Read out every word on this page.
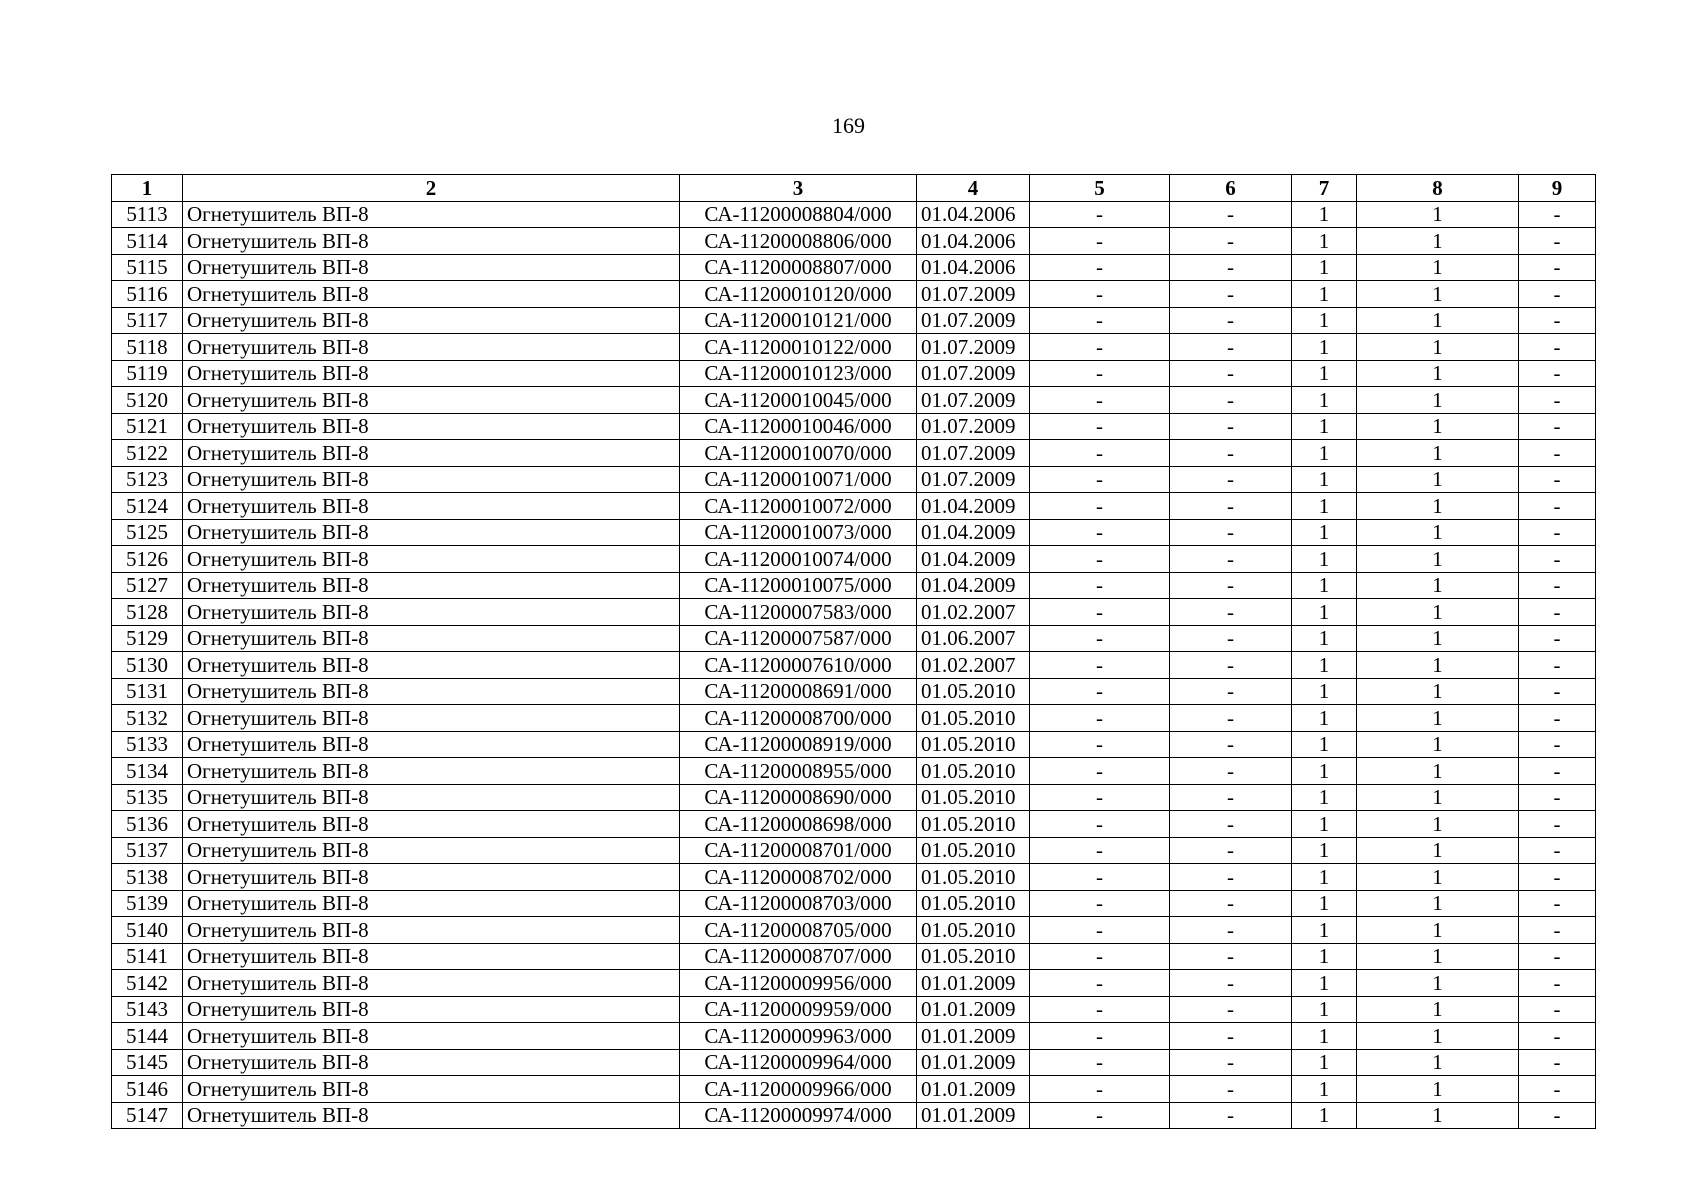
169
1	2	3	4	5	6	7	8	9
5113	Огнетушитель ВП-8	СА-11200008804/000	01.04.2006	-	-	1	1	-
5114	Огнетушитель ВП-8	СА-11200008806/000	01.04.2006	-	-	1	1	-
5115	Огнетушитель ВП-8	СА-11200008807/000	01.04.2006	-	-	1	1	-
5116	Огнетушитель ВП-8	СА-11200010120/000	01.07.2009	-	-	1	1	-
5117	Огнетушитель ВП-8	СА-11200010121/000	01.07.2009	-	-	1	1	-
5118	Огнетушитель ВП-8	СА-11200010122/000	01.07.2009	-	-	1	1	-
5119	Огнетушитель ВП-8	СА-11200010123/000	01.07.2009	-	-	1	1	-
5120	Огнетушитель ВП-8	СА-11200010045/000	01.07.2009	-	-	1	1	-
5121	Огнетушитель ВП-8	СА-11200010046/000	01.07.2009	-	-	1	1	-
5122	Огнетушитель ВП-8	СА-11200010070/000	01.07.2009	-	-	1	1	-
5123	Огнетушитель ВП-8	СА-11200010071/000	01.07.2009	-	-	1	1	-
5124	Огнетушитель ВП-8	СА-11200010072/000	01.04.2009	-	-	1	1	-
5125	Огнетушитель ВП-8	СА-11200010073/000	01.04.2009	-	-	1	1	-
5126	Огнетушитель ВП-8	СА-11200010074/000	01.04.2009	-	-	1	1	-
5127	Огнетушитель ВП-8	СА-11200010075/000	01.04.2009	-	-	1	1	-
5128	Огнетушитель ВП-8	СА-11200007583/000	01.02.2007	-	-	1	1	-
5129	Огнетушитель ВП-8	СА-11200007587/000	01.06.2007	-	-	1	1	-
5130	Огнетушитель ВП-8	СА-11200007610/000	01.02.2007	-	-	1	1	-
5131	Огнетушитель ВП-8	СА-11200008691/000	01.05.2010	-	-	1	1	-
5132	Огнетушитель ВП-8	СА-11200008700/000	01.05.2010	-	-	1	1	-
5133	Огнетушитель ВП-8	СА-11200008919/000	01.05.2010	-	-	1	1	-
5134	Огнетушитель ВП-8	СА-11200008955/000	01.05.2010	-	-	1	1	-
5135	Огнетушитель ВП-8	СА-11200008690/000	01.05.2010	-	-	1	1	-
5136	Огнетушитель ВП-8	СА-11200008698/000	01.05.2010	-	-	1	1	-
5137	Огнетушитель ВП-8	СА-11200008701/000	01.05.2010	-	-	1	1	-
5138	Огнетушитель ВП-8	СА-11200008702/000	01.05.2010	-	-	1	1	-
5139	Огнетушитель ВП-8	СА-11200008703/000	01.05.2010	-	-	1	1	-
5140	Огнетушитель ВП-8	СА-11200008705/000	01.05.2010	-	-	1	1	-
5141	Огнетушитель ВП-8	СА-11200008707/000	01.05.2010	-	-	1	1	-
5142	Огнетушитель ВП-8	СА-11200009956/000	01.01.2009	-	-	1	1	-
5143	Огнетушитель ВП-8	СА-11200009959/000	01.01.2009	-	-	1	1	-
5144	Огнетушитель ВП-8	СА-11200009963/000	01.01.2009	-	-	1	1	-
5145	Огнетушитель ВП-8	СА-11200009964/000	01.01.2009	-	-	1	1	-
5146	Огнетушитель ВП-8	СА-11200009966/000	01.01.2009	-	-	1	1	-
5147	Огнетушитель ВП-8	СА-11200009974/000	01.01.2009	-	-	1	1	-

## Work to complete
Every line of the data above should be quoted exactly. Omit the pictures.

## Answer for the task
Read out every word on this page.
169
1	2	3	4	5	6	7	8	9
5113	Огнетушитель ВП-8	СА-11200008804/000	01.04.2006	-	-	1	1	-
5114	Огнетушитель ВП-8	СА-11200008806/000	01.04.2006	-	-	1	1	-
5115	Огнетушитель ВП-8	СА-11200008807/000	01.04.2006	-	-	1	1	-
5116	Огнетушитель ВП-8	СА-11200010120/000	01.07.2009	-	-	1	1	-
5117	Огнетушитель ВП-8	СА-11200010121/000	01.07.2009	-	-	1	1	-
5118	Огнетушитель ВП-8	СА-11200010122/000	01.07.2009	-	-	1	1	-
5119	Огнетушитель ВП-8	СА-11200010123/000	01.07.2009	-	-	1	1	-
5120	Огнетушитель ВП-8	СА-11200010045/000	01.07.2009	-	-	1	1	-
5121	Огнетушитель ВП-8	СА-11200010046/000	01.07.2009	-	-	1	1	-
5122	Огнетушитель ВП-8	СА-11200010070/000	01.07.2009	-	-	1	1	-
5123	Огнетушитель ВП-8	СА-11200010071/000	01.07.2009	-	-	1	1	-
5124	Огнетушитель ВП-8	СА-11200010072/000	01.04.2009	-	-	1	1	-
5125	Огнетушитель ВП-8	СА-11200010073/000	01.04.2009	-	-	1	1	-
5126	Огнетушитель ВП-8	СА-11200010074/000	01.04.2009	-	-	1	1	-
5127	Огнетушитель ВП-8	СА-11200010075/000	01.04.2009	-	-	1	1	-
5128	Огнетушитель ВП-8	СА-11200007583/000	01.02.2007	-	-	1	1	-
5129	Огнетушитель ВП-8	СА-11200007587/000	01.06.2007	-	-	1	1	-
5130	Огнетушитель ВП-8	СА-11200007610/000	01.02.2007	-	-	1	1	-
5131	Огнетушитель ВП-8	СА-11200008691/000	01.05.2010	-	-	1	1	-
5132	Огнетушитель ВП-8	СА-11200008700/000	01.05.2010	-	-	1	1	-
5133	Огнетушитель ВП-8	СА-11200008919/000	01.05.2010	-	-	1	1	-
5134	Огнетушитель ВП-8	СА-11200008955/000	01.05.2010	-	-	1	1	-
5135	Огнетушитель ВП-8	СА-11200008690/000	01.05.2010	-	-	1	1	-
5136	Огнетушитель ВП-8	СА-11200008698/000	01.05.2010	-	-	1	1	-
5137	Огнетушитель ВП-8	СА-11200008701/000	01.05.2010	-	-	1	1	-
5138	Огнетушитель ВП-8	СА-11200008702/000	01.05.2010	-	-	1	1	-
5139	Огнетушитель ВП-8	СА-11200008703/000	01.05.2010	-	-	1	1	-
5140	Огнетушитель ВП-8	СА-11200008705/000	01.05.2010	-	-	1	1	-
5141	Огнетушитель ВП-8	СА-11200008707/000	01.05.2010	-	-	1	1	-
5142	Огнетушитель ВП-8	СА-11200009956/000	01.01.2009	-	-	1	1	-
5143	Огнетушитель ВП-8	СА-11200009959/000	01.01.2009	-	-	1	1	-
5144	Огнетушитель ВП-8	СА-11200009963/000	01.01.2009	-	-	1	1	-
5145	Огнетушитель ВП-8	СА-11200009964/000	01.01.2009	-	-	1	1	-
5146	Огнетушитель ВП-8	СА-11200009966/000	01.01.2009	-	-	1	1	-
5147	Огнетушитель ВП-8	СА-11200009974/000	01.01.2009	-	-	1	1	-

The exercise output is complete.